» **EXERCISE BRIEF**
Extract each line where the string "logic" shows up.

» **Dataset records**
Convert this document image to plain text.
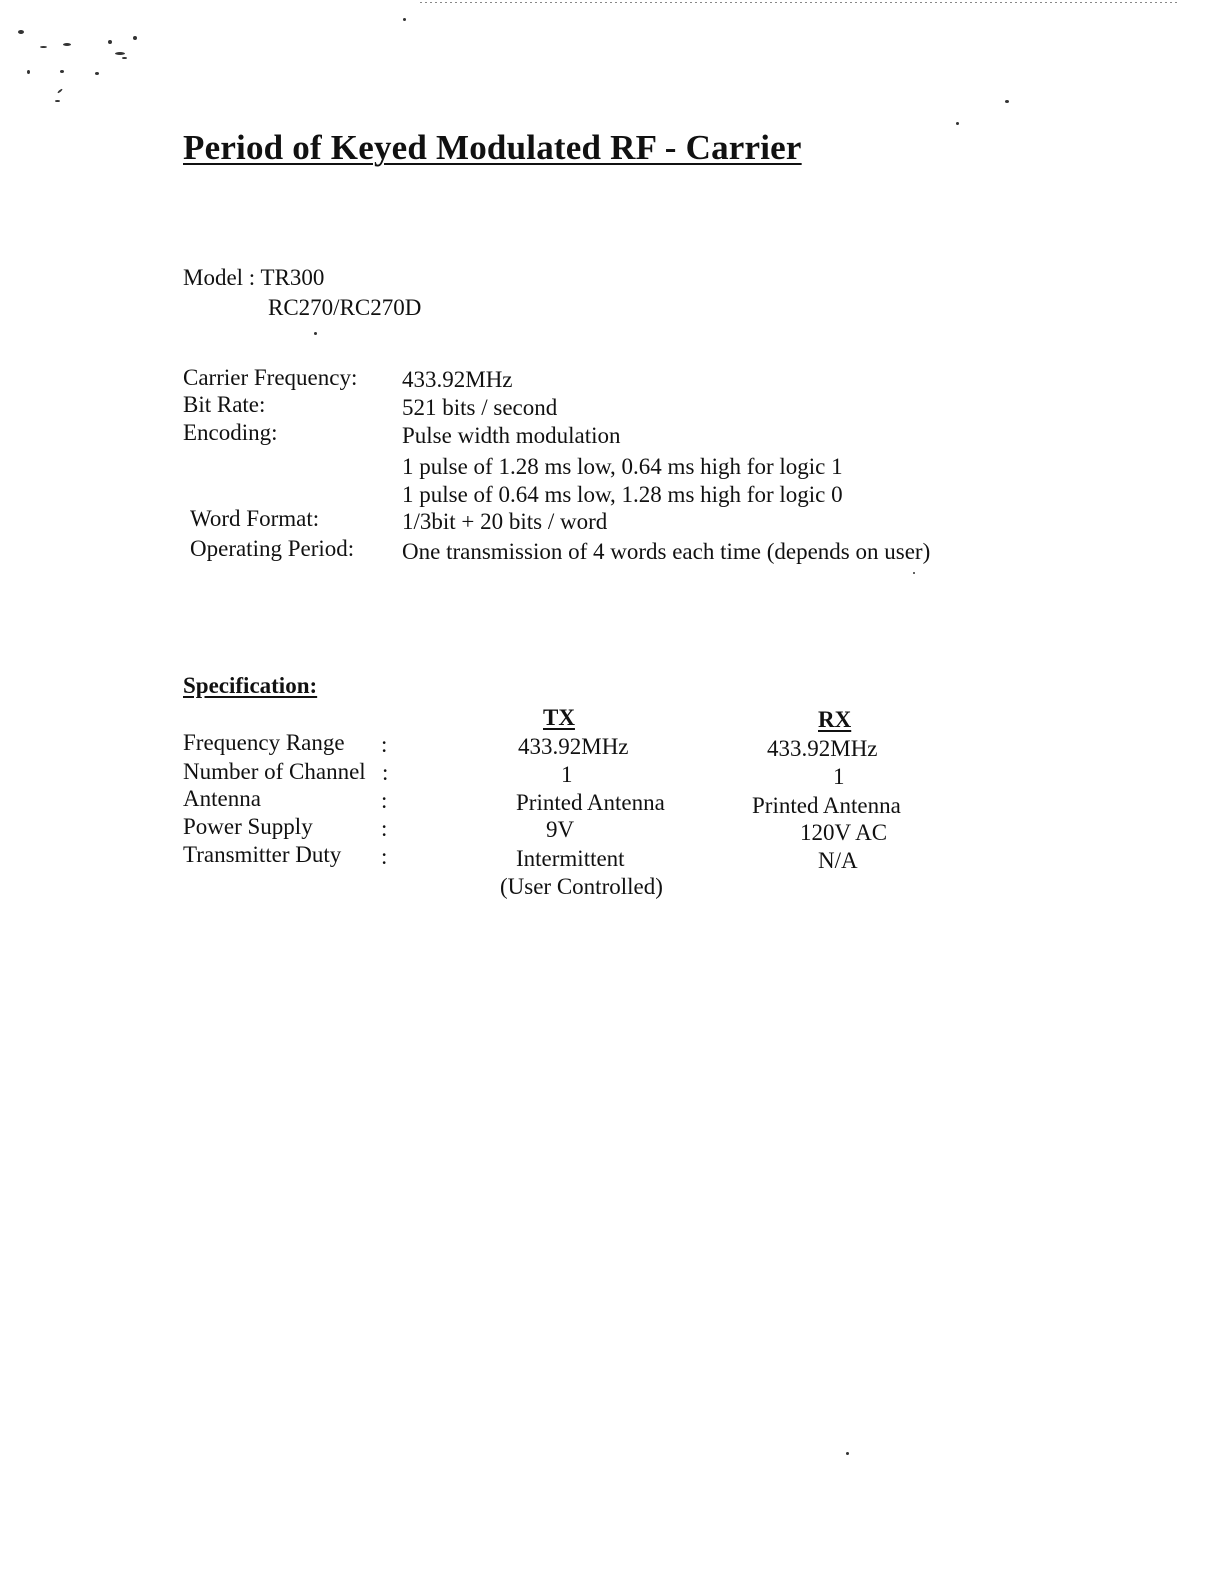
Period of Keyed Modulated RF - Carrier
Model : TR300
RC270/RC270D
Carrier Frequency: 433.92MHz
Bit Rate:	521 bits / second
Encoding:	Pulse width modulation
1 pulse of 1.28 ms low, 0.64 ms high for logic 1
1 pulse of 0.64 ms low, 1.28 ms high for logic 0
Word Format:	1/3bit + 20 bits / word
Operating Period: One transmission of 4 words each time (depends on user)
Specification:
TX	RX
Frequency Range :	433.92MHz	433.92MHz
Number of Channel :	1	1
Antenna	:	Printed Antenna	Printed Antenna
Power Supply	:	9V	120V AC
Transmitter Duty :	Intermittent	N/A
(User Controlled)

» **REPLY**
1 pulse of 1.28 ms low, 0.64 ms high for logic 1
1 pulse of 0.64 ms low, 1.28 ms high for logic 0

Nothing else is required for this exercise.